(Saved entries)
<<<<

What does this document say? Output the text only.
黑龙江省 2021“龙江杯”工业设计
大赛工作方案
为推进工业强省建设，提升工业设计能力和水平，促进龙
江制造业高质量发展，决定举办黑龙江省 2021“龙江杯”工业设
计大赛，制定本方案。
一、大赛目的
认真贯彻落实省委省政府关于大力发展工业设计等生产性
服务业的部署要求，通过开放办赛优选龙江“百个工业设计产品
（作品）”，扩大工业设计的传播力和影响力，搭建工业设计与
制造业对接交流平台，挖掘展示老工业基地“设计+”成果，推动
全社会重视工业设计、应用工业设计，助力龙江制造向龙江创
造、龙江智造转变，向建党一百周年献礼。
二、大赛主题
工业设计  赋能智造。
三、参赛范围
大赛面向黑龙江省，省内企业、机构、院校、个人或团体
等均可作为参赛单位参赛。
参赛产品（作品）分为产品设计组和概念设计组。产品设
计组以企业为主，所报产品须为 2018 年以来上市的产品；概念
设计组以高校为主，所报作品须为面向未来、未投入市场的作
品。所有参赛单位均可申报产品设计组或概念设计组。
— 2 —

>>>>
<<<<

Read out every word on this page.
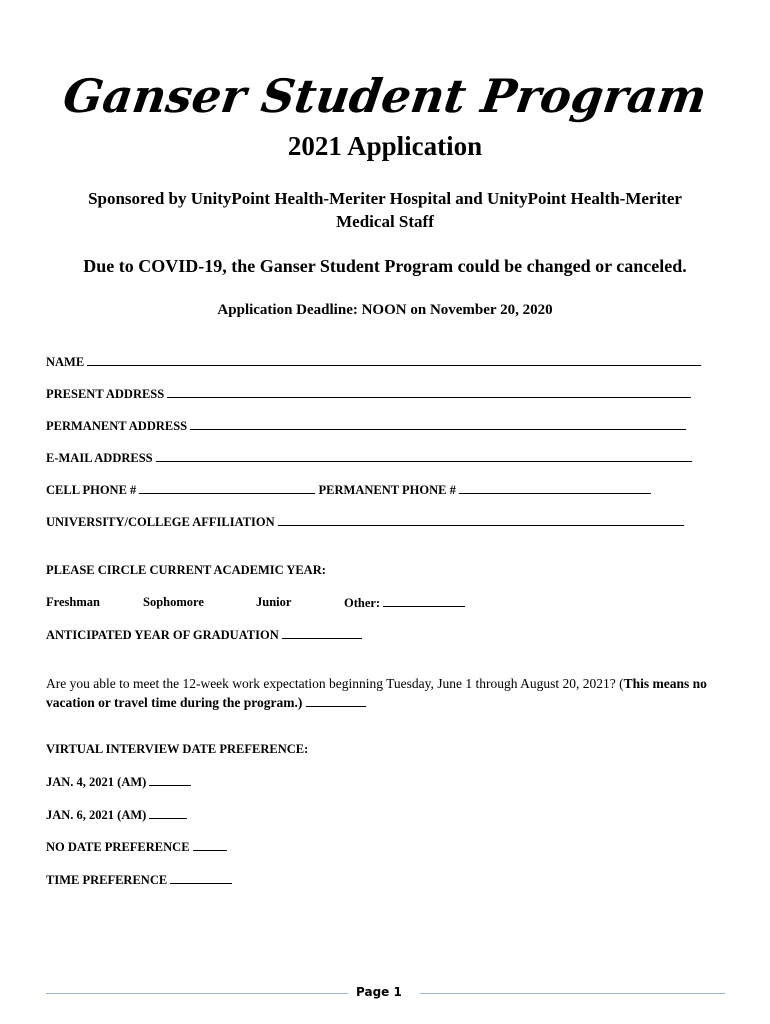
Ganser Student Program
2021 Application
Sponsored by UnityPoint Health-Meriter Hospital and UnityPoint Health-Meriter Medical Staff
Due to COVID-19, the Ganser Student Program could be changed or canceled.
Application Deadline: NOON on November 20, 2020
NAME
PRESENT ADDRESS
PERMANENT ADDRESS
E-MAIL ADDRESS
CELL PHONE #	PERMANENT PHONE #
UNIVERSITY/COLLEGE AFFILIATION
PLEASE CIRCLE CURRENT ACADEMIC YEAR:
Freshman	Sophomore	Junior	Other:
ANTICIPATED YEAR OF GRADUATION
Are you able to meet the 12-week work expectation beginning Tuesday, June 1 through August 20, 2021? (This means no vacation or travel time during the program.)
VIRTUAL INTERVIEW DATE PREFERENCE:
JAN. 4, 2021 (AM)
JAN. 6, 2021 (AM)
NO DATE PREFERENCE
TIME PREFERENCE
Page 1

>>>>

• GIVEN REQUEST:
For each line of the entries that includes "YEAR", show that line.

• REPLY TO THE EXERCISE:
PLEASE CIRCLE CURRENT ACADEMIC YEAR:
ANTICIPATED YEAR OF GRADUATION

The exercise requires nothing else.